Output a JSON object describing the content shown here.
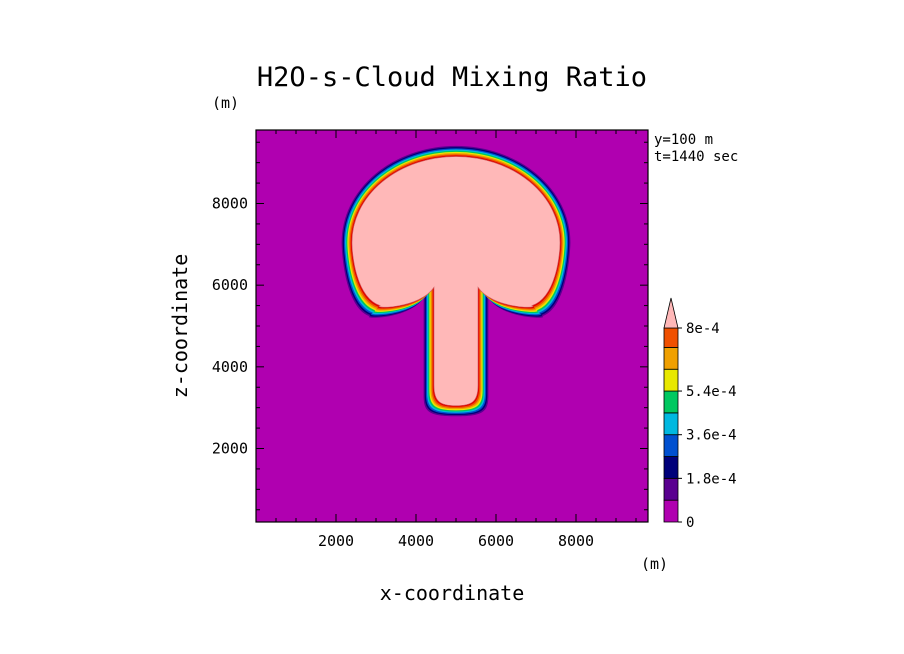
{
  "chart_data": {
    "type": "heatmap",
    "title": "H2O-s-Cloud Mixing Ratio",
    "xlabel": "x-coordinate",
    "ylabel": "z-coordinate",
    "x_unit": "(m)",
    "y_unit": "(m)",
    "xlim": [
      0,
      9800
    ],
    "ylim": [
      200,
      9800
    ],
    "x_ticks": [
      2000,
      4000,
      6000,
      8000
    ],
    "y_ticks": [
      2000,
      4000,
      6000,
      8000
    ],
    "annotations": [
      "y=100 m",
      "t=1440 sec"
    ],
    "colorbar": {
      "levels": [
        0,
        9e-05,
        0.00018,
        0.00027,
        0.00036,
        0.00045,
        0.00054,
        0.00063,
        0.00072,
        0.0008
      ],
      "level_labels": [
        "0",
        "1.8e-4",
        "3.6e-4",
        "5.4e-4",
        "8e-4"
      ],
      "label_values": [
        0,
        0.00018,
        0.00036,
        0.00054,
        0.0008
      ],
      "colors": [
        "#b000b0",
        "#5a0090",
        "#00007a",
        "#0050d0",
        "#00b8e0",
        "#00c860",
        "#e8e800",
        "#f0a000",
        "#f05000",
        "#e00000"
      ],
      "overflow_color": "#ffb8b8"
    },
    "field": {
      "background_value": 0,
      "core_value": 0.00085,
      "cap_center": [
        5000,
        7050
      ],
      "cap_radii": [
        2600,
        2100
      ],
      "cap_bottom_z": 5500,
      "stem_x_range": [
        4450,
        5550
      ],
      "stem_bottom_z": 3050
    }
  }
}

Work instructions: Print the listing above in full, exactly as written. Omit any pictures.

Solution:
Output a JSON object describing the content shown here.
{
  "chart_data": {
    "type": "heatmap",
    "title": "H2O-s-Cloud Mixing Ratio",
    "xlabel": "x-coordinate",
    "ylabel": "z-coordinate",
    "x_unit": "(m)",
    "y_unit": "(m)",
    "xlim": [
      0,
      9800
    ],
    "ylim": [
      200,
      9800
    ],
    "x_ticks": [
      2000,
      4000,
      6000,
      8000
    ],
    "y_ticks": [
      2000,
      4000,
      6000,
      8000
    ],
    "annotations": [
      "y=100 m",
      "t=1440 sec"
    ],
    "colorbar": {
      "levels": [
        0,
        9e-05,
        0.00018,
        0.00027,
        0.00036,
        0.00045,
        0.00054,
        0.00063,
        0.00072,
        0.0008
      ],
      "level_labels": [
        "0",
        "1.8e-4",
        "3.6e-4",
        "5.4e-4",
        "8e-4"
      ],
      "label_values": [
        0,
        0.00018,
        0.00036,
        0.00054,
        0.0008
      ],
      "colors": [
        "#b000b0",
        "#5a0090",
        "#00007a",
        "#0050d0",
        "#00b8e0",
        "#00c860",
        "#e8e800",
        "#f0a000",
        "#f05000",
        "#e00000"
      ],
      "overflow_color": "#ffb8b8"
    },
    "field": {
      "background_value": 0,
      "core_value": 0.00085,
      "cap_center": [
        5000,
        7050
      ],
      "cap_radii": [
        2600,
        2100
      ],
      "cap_bottom_z": 5500,
      "stem_x_range": [
        4450,
        5550
      ],
      "stem_bottom_z": 3050
    }
  }
}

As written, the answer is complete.